DATA EXCERPTS:
______

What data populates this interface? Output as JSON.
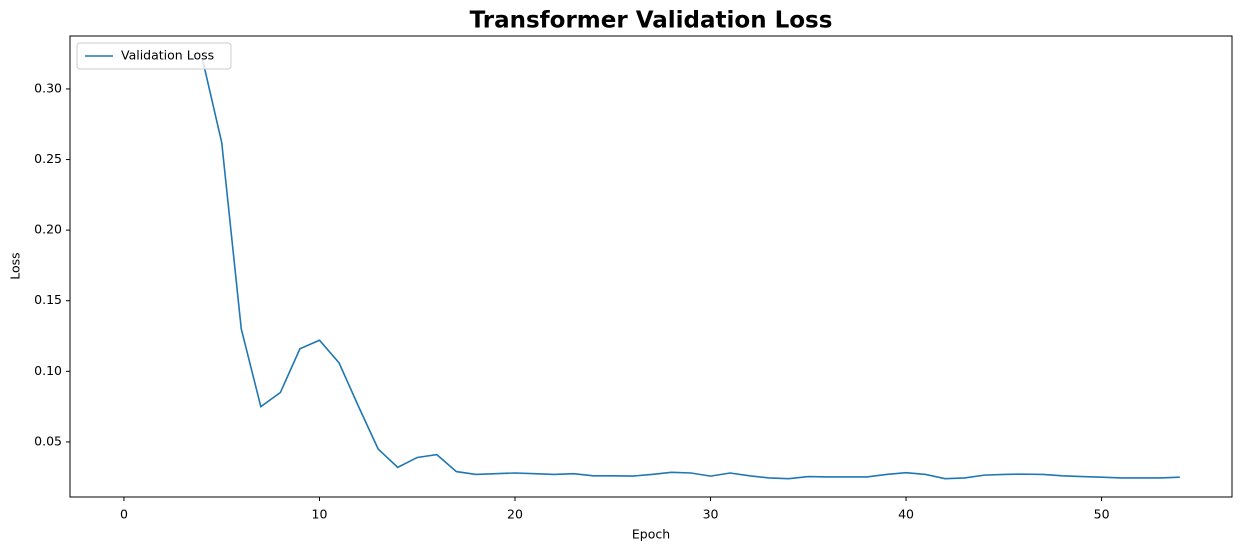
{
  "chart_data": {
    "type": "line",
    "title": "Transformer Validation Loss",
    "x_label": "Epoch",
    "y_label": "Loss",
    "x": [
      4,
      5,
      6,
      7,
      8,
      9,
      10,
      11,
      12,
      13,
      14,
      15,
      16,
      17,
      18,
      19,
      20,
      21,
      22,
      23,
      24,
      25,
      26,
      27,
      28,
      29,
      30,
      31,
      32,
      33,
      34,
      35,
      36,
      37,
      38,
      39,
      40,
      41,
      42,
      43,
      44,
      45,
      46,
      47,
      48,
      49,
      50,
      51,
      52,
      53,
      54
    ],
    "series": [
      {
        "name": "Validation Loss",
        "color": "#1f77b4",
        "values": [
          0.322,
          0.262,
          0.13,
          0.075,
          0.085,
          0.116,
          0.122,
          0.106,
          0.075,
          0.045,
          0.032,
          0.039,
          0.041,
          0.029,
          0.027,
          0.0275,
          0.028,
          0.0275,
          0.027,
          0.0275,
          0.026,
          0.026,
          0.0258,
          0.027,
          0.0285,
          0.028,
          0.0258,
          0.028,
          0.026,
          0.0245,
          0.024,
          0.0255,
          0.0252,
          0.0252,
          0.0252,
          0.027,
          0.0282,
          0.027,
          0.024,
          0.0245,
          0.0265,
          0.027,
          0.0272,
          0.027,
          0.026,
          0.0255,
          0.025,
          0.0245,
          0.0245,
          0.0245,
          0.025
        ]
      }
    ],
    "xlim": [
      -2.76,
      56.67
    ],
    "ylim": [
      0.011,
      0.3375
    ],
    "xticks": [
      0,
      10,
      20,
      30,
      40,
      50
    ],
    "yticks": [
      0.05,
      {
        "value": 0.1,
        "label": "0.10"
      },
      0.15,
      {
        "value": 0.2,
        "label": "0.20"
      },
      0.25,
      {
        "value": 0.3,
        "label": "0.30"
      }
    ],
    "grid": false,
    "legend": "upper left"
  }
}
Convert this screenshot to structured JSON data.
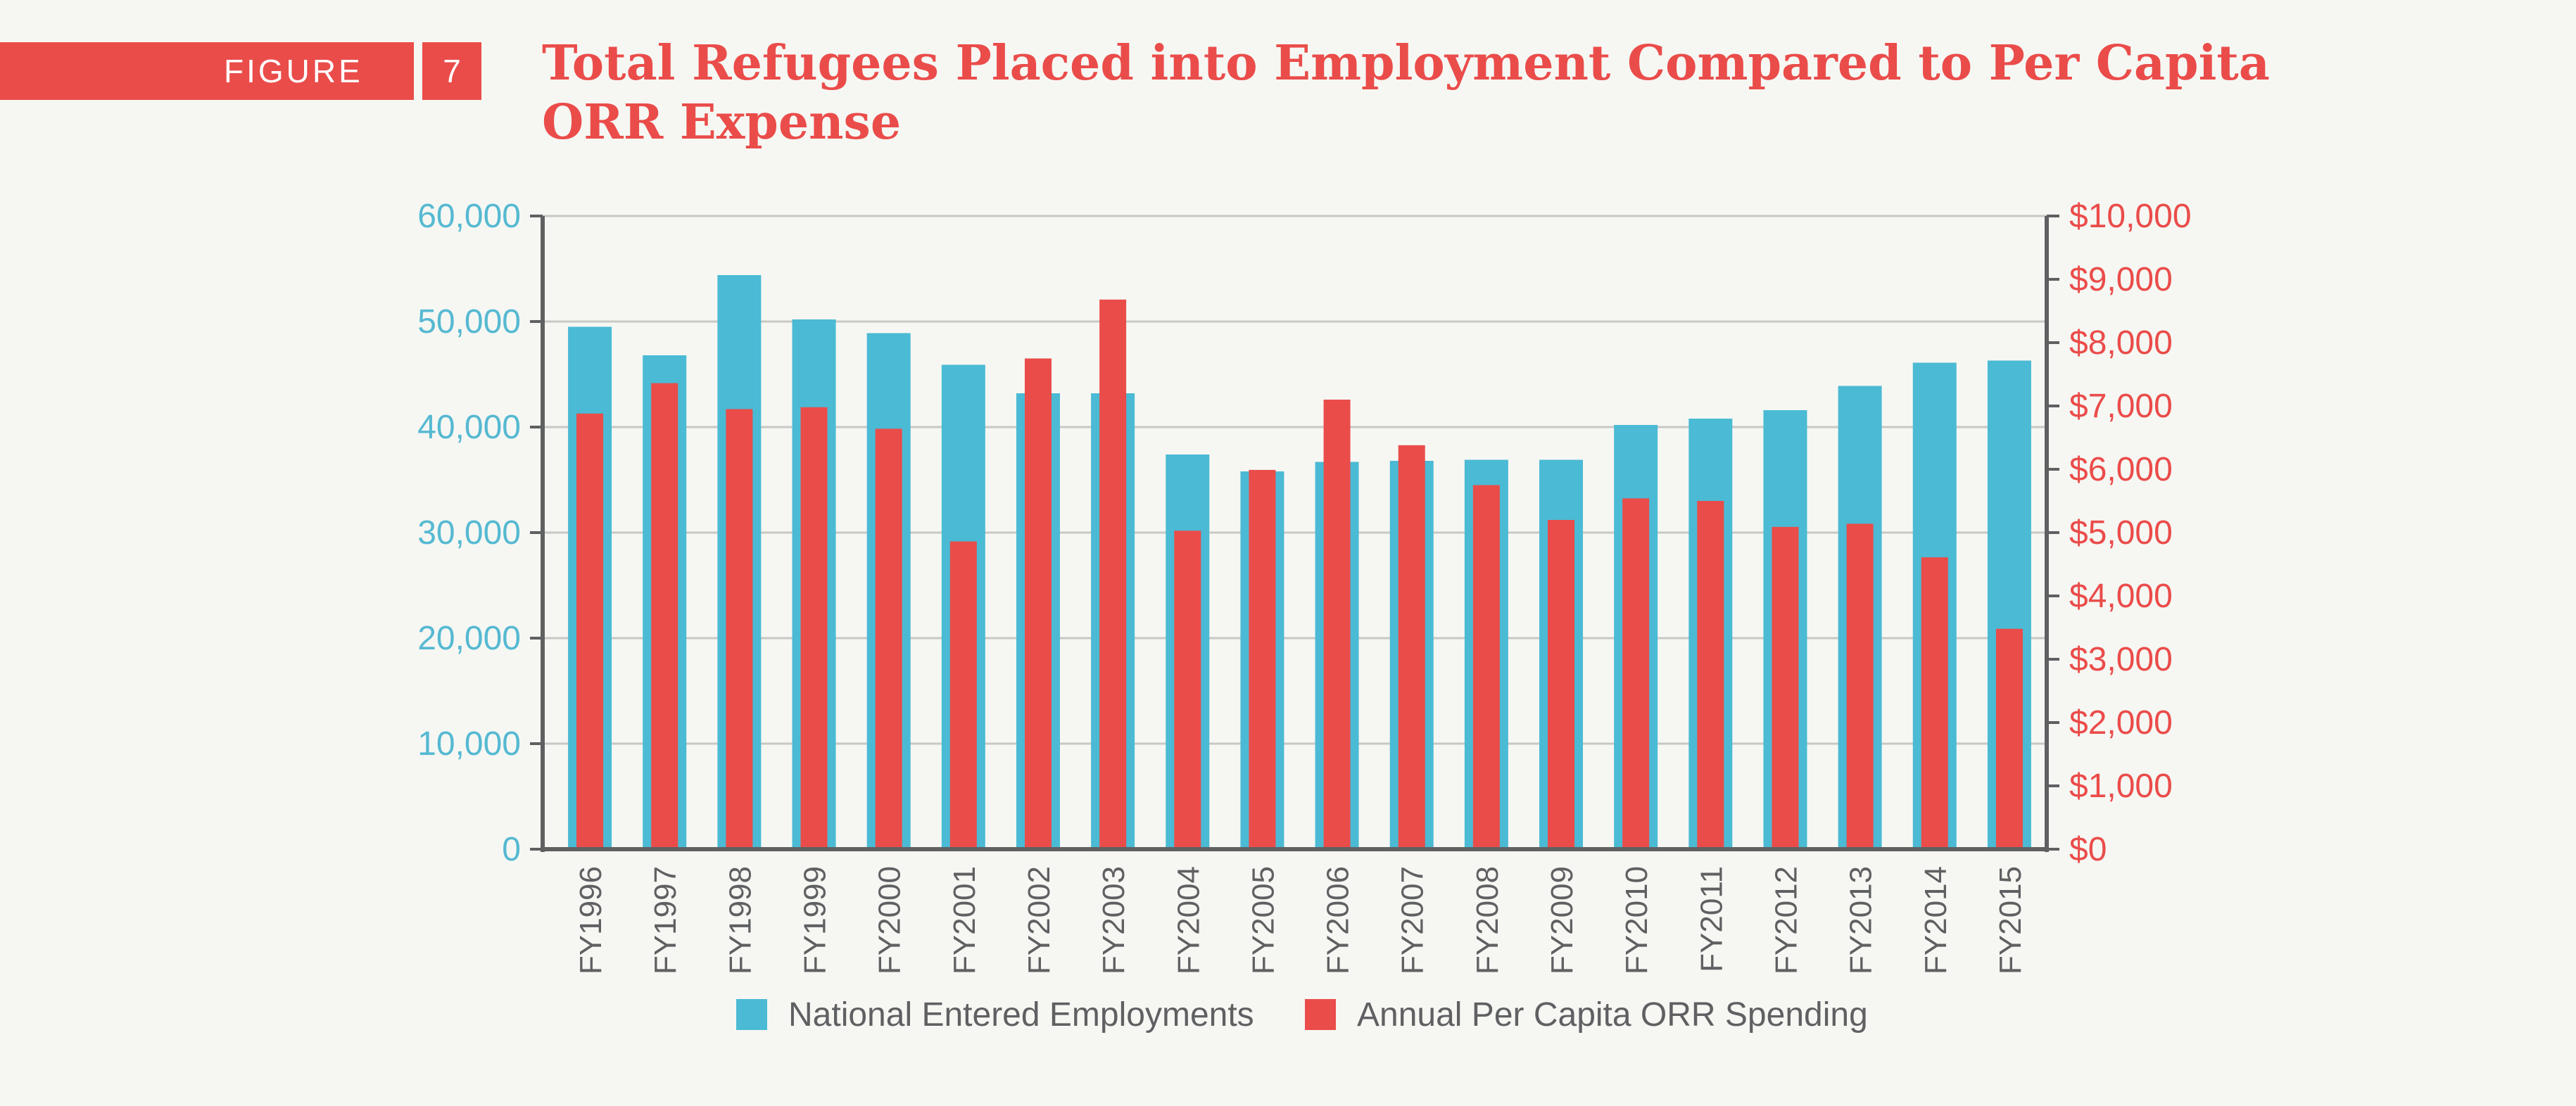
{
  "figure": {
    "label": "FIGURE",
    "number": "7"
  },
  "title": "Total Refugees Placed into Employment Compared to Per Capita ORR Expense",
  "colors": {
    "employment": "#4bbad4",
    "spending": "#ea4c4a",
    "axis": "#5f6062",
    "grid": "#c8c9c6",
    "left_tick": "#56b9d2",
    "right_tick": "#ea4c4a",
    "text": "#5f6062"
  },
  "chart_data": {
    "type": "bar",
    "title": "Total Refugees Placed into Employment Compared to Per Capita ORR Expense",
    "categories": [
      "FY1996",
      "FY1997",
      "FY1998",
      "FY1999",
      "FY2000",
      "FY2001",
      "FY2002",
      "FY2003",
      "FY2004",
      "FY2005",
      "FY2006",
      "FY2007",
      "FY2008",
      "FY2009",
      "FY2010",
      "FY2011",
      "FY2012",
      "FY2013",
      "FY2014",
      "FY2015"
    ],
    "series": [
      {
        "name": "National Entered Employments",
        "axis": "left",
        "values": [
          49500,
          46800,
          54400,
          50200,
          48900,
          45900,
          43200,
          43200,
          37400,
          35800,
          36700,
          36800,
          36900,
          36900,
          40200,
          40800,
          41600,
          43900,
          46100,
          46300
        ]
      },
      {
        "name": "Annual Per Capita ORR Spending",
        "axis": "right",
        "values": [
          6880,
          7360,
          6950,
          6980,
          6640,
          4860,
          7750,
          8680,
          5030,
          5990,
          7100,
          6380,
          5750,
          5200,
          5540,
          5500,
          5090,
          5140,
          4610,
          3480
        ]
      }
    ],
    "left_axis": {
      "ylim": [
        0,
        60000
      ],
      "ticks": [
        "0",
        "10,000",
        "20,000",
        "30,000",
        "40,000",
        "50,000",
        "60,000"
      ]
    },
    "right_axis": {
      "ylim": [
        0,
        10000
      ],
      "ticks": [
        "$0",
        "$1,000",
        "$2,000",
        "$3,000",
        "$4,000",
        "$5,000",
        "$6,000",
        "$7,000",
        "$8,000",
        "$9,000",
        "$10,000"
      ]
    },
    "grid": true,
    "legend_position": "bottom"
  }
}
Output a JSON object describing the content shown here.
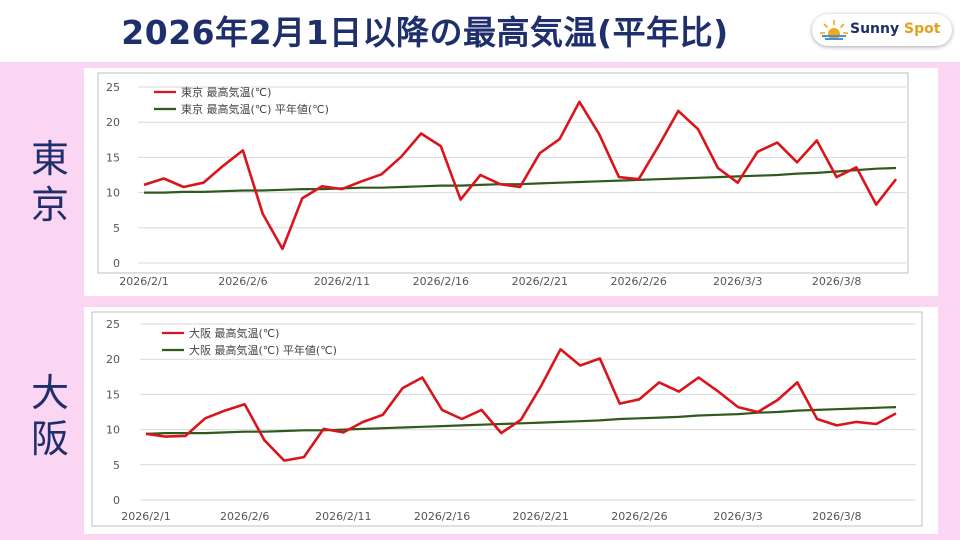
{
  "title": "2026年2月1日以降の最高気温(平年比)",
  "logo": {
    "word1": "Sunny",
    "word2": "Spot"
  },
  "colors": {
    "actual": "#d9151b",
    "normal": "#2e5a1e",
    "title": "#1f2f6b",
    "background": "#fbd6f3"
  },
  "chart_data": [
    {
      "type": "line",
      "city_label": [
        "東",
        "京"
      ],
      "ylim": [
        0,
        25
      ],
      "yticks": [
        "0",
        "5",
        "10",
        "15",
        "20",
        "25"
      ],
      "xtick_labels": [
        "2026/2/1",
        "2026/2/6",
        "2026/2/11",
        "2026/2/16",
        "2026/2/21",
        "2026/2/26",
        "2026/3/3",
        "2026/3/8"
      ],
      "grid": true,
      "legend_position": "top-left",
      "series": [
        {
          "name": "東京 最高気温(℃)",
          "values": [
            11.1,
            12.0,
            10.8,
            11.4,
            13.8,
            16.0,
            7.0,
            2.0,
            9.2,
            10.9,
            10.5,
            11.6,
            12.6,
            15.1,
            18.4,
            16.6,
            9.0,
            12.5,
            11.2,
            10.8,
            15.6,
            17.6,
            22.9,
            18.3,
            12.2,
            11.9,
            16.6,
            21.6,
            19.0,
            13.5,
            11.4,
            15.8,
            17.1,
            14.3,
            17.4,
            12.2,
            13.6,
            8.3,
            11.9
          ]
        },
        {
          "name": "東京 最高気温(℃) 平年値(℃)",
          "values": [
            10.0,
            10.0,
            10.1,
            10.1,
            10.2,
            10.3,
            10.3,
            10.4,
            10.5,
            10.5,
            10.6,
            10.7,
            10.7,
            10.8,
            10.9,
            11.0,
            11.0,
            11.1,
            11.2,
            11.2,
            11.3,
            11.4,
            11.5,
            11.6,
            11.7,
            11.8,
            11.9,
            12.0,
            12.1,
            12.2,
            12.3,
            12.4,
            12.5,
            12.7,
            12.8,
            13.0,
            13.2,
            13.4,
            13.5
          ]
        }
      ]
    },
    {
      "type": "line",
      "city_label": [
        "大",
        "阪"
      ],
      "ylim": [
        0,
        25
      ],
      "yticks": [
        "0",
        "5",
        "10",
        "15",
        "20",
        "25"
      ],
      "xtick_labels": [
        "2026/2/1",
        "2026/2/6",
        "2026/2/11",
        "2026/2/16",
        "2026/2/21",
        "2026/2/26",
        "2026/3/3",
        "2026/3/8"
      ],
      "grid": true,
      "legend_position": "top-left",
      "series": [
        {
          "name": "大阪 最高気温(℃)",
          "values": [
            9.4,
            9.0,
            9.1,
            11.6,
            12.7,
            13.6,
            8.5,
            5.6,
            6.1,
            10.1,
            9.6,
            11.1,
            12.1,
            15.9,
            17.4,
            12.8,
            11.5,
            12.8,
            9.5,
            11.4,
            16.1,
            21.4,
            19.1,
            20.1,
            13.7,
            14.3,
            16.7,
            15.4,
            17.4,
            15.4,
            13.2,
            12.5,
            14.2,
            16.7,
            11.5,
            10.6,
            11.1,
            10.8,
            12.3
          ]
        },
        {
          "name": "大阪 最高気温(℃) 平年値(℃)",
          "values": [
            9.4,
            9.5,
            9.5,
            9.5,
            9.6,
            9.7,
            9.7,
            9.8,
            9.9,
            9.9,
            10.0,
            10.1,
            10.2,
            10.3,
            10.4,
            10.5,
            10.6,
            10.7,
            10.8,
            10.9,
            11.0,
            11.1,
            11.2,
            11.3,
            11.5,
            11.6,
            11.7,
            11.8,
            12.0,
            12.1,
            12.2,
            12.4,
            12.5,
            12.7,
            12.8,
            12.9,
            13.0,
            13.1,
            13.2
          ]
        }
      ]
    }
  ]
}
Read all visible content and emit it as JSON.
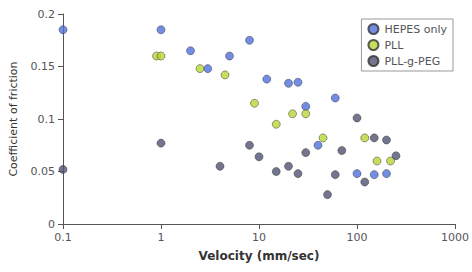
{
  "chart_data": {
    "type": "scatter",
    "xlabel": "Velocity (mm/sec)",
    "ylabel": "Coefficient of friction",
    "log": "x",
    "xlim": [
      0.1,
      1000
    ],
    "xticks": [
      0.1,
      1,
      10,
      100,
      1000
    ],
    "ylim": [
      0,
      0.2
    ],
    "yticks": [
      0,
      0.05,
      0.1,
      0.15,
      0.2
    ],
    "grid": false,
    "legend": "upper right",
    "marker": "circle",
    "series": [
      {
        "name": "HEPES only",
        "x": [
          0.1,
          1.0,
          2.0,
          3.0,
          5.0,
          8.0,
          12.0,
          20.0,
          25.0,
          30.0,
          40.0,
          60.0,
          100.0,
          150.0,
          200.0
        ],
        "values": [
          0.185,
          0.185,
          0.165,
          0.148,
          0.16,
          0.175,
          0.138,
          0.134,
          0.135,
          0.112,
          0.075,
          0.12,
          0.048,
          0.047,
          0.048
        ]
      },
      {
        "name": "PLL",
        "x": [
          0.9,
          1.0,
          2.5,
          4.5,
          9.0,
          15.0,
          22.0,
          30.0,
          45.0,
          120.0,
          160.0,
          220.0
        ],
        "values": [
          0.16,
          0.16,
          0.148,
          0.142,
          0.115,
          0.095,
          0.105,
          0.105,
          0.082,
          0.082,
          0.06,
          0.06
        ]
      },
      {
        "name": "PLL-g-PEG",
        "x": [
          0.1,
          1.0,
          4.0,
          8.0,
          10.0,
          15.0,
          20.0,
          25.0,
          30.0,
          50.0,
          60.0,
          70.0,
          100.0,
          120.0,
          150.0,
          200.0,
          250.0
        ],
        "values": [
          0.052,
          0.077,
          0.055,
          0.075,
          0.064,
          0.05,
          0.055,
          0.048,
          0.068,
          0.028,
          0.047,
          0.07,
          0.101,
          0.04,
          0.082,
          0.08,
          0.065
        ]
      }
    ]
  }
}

______

DIRECTION:
Filter out all lines lacking the word "Refugees" and copy the rest.

COMPLETE RESPONSE:
  "title": "Total Refugees Placed into Employment Compared to Per Capita ORR Expense",
    "title": "Total Refugees Placed into Employment Compared to Per Capita ORR Expense",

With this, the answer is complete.